What to produce :: Copy all of the material below exactly.

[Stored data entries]
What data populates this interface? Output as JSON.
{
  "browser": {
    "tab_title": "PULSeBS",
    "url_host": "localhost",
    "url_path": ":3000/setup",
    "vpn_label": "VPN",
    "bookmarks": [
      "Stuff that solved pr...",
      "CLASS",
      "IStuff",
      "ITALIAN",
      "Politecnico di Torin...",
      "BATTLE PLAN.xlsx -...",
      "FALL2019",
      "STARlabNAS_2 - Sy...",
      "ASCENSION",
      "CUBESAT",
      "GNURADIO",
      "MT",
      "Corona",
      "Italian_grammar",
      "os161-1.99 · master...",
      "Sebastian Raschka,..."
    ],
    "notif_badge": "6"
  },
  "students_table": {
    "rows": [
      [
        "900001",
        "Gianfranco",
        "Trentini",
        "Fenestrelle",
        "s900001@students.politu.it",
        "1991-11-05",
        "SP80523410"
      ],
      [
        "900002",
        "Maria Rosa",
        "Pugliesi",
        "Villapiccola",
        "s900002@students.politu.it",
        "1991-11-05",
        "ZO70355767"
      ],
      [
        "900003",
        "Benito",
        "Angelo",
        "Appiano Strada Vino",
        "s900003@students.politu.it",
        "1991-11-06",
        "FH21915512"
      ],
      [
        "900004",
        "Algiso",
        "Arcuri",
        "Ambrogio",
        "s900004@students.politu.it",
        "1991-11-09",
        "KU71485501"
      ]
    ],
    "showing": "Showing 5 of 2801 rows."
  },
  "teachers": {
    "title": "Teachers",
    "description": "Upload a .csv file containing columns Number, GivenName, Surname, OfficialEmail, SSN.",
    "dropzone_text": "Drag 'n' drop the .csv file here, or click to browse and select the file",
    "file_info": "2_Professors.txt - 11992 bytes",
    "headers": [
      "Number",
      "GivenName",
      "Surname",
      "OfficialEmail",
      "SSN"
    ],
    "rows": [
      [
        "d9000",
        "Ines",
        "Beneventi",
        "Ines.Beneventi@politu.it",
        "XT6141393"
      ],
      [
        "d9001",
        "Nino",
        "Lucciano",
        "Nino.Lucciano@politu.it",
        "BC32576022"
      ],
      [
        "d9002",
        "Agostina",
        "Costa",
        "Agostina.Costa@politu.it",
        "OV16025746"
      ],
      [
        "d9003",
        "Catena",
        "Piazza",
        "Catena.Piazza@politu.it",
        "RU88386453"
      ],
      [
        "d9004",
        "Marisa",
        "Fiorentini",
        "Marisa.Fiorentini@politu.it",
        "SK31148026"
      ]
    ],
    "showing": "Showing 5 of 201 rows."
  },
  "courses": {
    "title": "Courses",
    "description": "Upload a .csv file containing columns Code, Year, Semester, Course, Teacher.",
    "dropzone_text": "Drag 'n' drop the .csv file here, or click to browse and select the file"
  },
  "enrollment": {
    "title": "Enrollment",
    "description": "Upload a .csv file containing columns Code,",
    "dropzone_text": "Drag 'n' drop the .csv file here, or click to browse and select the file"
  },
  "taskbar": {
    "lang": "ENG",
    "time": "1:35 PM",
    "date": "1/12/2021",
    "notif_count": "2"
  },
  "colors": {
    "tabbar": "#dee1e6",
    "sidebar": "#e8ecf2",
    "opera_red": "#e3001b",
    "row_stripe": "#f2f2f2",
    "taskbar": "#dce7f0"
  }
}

Answer to this problem ::
What data populates this interface? Output as JSON.
{
  "browser": {
    "tab_title": "PULSeBS",
    "url_host": "localhost",
    "url_path": ":3000/setup",
    "vpn_label": "VPN",
    "bookmarks": [
      "Stuff that solved pr...",
      "CLASS",
      "IStuff",
      "ITALIAN",
      "Politecnico di Torin...",
      "BATTLE PLAN.xlsx -...",
      "FALL2019",
      "STARlabNAS_2 - Sy...",
      "ASCENSION",
      "CUBESAT",
      "GNURADIO",
      "MT",
      "Corona",
      "Italian_grammar",
      "os161-1.99 · master...",
      "Sebastian Raschka,..."
    ],
    "notif_badge": "6"
  },
  "students_table": {
    "rows": [
      [
        "900001",
        "Gianfranco",
        "Trentini",
        "Fenestrelle",
        "s900001@students.politu.it",
        "1991-11-05",
        "SP80523410"
      ],
      [
        "900002",
        "Maria Rosa",
        "Pugliesi",
        "Villapiccola",
        "s900002@students.politu.it",
        "1991-11-05",
        "ZO70355767"
      ],
      [
        "900003",
        "Benito",
        "Angelo",
        "Appiano Strada Vino",
        "s900003@students.politu.it",
        "1991-11-06",
        "FH21915512"
      ],
      [
        "900004",
        "Algiso",
        "Arcuri",
        "Ambrogio",
        "s900004@students.politu.it",
        "1991-11-09",
        "KU71485501"
      ]
    ],
    "showing": "Showing 5 of 2801 rows."
  },
  "teachers": {
    "title": "Teachers",
    "description": "Upload a .csv file containing columns Number, GivenName, Surname, OfficialEmail, SSN.",
    "dropzone_text": "Drag 'n' drop the .csv file here, or click to browse and select the file",
    "file_info": "2_Professors.txt - 11992 bytes",
    "headers": [
      "Number",
      "GivenName",
      "Surname",
      "OfficialEmail",
      "SSN"
    ],
    "rows": [
      [
        "d9000",
        "Ines",
        "Beneventi",
        "Ines.Beneventi@politu.it",
        "XT6141393"
      ],
      [
        "d9001",
        "Nino",
        "Lucciano",
        "Nino.Lucciano@politu.it",
        "BC32576022"
      ],
      [
        "d9002",
        "Agostina",
        "Costa",
        "Agostina.Costa@politu.it",
        "OV16025746"
      ],
      [
        "d9003",
        "Catena",
        "Piazza",
        "Catena.Piazza@politu.it",
        "RU88386453"
      ],
      [
        "d9004",
        "Marisa",
        "Fiorentini",
        "Marisa.Fiorentini@politu.it",
        "SK31148026"
      ]
    ],
    "showing": "Showing 5 of 201 rows."
  },
  "courses": {
    "title": "Courses",
    "description": "Upload a .csv file containing columns Code, Year, Semester, Course, Teacher.",
    "dropzone_text": "Drag 'n' drop the .csv file here, or click to browse and select the file"
  },
  "enrollment": {
    "title": "Enrollment",
    "description": "Upload a .csv file containing columns Code,",
    "dropzone_text": "Drag 'n' drop the .csv file here, or click to browse and select the file"
  },
  "taskbar": {
    "lang": "ENG",
    "time": "1:35 PM",
    "date": "1/12/2021",
    "notif_count": "2"
  },
  "colors": {
    "tabbar": "#dee1e6",
    "sidebar": "#e8ecf2",
    "opera_red": "#e3001b",
    "row_stripe": "#f2f2f2",
    "taskbar": "#dce7f0"
  }
}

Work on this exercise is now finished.